▶ [WORK TO COMPLETE]:
Each line below should be reproduced without any alteration.

** start DATA IN THIS EXERCISE **

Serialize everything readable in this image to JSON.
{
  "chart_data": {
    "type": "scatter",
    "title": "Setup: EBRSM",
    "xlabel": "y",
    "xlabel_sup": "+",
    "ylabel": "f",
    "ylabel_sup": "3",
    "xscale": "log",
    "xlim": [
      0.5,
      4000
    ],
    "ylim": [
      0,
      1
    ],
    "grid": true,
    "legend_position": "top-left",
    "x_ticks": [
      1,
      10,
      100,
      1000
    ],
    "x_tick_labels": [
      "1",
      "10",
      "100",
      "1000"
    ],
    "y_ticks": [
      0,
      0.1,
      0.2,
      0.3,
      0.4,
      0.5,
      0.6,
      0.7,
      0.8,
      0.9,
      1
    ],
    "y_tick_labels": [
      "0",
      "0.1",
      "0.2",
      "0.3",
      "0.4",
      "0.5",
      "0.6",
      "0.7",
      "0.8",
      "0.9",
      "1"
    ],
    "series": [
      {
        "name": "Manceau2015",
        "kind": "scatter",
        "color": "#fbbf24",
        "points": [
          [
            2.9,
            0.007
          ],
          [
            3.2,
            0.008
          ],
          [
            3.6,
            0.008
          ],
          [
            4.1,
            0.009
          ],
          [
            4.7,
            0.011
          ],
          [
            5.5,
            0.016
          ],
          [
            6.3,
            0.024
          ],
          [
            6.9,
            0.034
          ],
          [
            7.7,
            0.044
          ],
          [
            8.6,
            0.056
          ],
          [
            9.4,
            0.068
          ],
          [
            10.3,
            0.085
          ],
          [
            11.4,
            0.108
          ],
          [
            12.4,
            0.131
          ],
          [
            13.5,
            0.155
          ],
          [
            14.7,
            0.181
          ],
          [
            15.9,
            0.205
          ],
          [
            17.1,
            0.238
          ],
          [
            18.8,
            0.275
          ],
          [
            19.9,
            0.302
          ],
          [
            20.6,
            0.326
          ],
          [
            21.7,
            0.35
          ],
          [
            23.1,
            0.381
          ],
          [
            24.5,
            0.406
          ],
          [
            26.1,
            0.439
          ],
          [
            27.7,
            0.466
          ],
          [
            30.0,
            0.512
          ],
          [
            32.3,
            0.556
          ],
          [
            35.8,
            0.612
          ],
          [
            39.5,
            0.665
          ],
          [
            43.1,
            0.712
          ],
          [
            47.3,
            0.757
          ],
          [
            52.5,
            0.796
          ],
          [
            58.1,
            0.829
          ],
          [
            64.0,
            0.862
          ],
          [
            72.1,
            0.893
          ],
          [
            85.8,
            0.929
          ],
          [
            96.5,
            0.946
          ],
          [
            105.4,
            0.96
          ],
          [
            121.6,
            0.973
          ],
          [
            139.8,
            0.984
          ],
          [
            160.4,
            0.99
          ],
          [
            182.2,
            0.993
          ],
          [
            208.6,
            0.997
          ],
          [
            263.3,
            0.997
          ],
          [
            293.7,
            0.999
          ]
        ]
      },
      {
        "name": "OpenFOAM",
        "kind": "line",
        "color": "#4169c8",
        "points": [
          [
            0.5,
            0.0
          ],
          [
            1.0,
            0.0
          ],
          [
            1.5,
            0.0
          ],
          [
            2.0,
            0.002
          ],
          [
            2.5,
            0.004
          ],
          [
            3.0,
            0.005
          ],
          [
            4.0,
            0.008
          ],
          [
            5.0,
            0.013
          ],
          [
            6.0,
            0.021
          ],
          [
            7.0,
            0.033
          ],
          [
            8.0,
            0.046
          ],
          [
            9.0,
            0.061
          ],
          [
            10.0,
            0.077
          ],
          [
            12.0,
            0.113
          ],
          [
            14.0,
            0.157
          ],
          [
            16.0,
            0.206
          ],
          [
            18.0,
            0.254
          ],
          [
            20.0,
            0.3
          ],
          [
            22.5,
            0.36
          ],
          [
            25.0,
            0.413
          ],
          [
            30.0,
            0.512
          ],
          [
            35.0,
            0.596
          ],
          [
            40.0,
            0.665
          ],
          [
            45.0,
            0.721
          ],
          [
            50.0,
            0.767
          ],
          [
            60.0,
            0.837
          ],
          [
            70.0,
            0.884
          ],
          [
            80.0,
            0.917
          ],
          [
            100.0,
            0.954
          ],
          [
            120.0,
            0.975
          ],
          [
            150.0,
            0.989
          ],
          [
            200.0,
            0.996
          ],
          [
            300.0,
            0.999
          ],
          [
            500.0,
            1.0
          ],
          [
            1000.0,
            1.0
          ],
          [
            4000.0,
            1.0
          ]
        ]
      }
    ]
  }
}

** end DATA IN THIS EXERCISE **

▶ [WRITTEN ANSWER]:
Serialize everything readable in this image to JSON.
{
  "chart_data": {
    "type": "scatter",
    "title": "Setup: EBRSM",
    "xlabel": "y",
    "xlabel_sup": "+",
    "ylabel": "f",
    "ylabel_sup": "3",
    "xscale": "log",
    "xlim": [
      0.5,
      4000
    ],
    "ylim": [
      0,
      1
    ],
    "grid": true,
    "legend_position": "top-left",
    "x_ticks": [
      1,
      10,
      100,
      1000
    ],
    "x_tick_labels": [
      "1",
      "10",
      "100",
      "1000"
    ],
    "y_ticks": [
      0,
      0.1,
      0.2,
      0.3,
      0.4,
      0.5,
      0.6,
      0.7,
      0.8,
      0.9,
      1
    ],
    "y_tick_labels": [
      "0",
      "0.1",
      "0.2",
      "0.3",
      "0.4",
      "0.5",
      "0.6",
      "0.7",
      "0.8",
      "0.9",
      "1"
    ],
    "series": [
      {
        "name": "Manceau2015",
        "kind": "scatter",
        "color": "#fbbf24",
        "points": [
          [
            2.9,
            0.007
          ],
          [
            3.2,
            0.008
          ],
          [
            3.6,
            0.008
          ],
          [
            4.1,
            0.009
          ],
          [
            4.7,
            0.011
          ],
          [
            5.5,
            0.016
          ],
          [
            6.3,
            0.024
          ],
          [
            6.9,
            0.034
          ],
          [
            7.7,
            0.044
          ],
          [
            8.6,
            0.056
          ],
          [
            9.4,
            0.068
          ],
          [
            10.3,
            0.085
          ],
          [
            11.4,
            0.108
          ],
          [
            12.4,
            0.131
          ],
          [
            13.5,
            0.155
          ],
          [
            14.7,
            0.181
          ],
          [
            15.9,
            0.205
          ],
          [
            17.1,
            0.238
          ],
          [
            18.8,
            0.275
          ],
          [
            19.9,
            0.302
          ],
          [
            20.6,
            0.326
          ],
          [
            21.7,
            0.35
          ],
          [
            23.1,
            0.381
          ],
          [
            24.5,
            0.406
          ],
          [
            26.1,
            0.439
          ],
          [
            27.7,
            0.466
          ],
          [
            30.0,
            0.512
          ],
          [
            32.3,
            0.556
          ],
          [
            35.8,
            0.612
          ],
          [
            39.5,
            0.665
          ],
          [
            43.1,
            0.712
          ],
          [
            47.3,
            0.757
          ],
          [
            52.5,
            0.796
          ],
          [
            58.1,
            0.829
          ],
          [
            64.0,
            0.862
          ],
          [
            72.1,
            0.893
          ],
          [
            85.8,
            0.929
          ],
          [
            96.5,
            0.946
          ],
          [
            105.4,
            0.96
          ],
          [
            121.6,
            0.973
          ],
          [
            139.8,
            0.984
          ],
          [
            160.4,
            0.99
          ],
          [
            182.2,
            0.993
          ],
          [
            208.6,
            0.997
          ],
          [
            263.3,
            0.997
          ],
          [
            293.7,
            0.999
          ]
        ]
      },
      {
        "name": "OpenFOAM",
        "kind": "line",
        "color": "#4169c8",
        "points": [
          [
            0.5,
            0.0
          ],
          [
            1.0,
            0.0
          ],
          [
            1.5,
            0.0
          ],
          [
            2.0,
            0.002
          ],
          [
            2.5,
            0.004
          ],
          [
            3.0,
            0.005
          ],
          [
            4.0,
            0.008
          ],
          [
            5.0,
            0.013
          ],
          [
            6.0,
            0.021
          ],
          [
            7.0,
            0.033
          ],
          [
            8.0,
            0.046
          ],
          [
            9.0,
            0.061
          ],
          [
            10.0,
            0.077
          ],
          [
            12.0,
            0.113
          ],
          [
            14.0,
            0.157
          ],
          [
            16.0,
            0.206
          ],
          [
            18.0,
            0.254
          ],
          [
            20.0,
            0.3
          ],
          [
            22.5,
            0.36
          ],
          [
            25.0,
            0.413
          ],
          [
            30.0,
            0.512
          ],
          [
            35.0,
            0.596
          ],
          [
            40.0,
            0.665
          ],
          [
            45.0,
            0.721
          ],
          [
            50.0,
            0.767
          ],
          [
            60.0,
            0.837
          ],
          [
            70.0,
            0.884
          ],
          [
            80.0,
            0.917
          ],
          [
            100.0,
            0.954
          ],
          [
            120.0,
            0.975
          ],
          [
            150.0,
            0.989
          ],
          [
            200.0,
            0.996
          ],
          [
            300.0,
            0.999
          ],
          [
            500.0,
            1.0
          ],
          [
            1000.0,
            1.0
          ],
          [
            4000.0,
            1.0
          ]
        ]
      }
    ]
  }
}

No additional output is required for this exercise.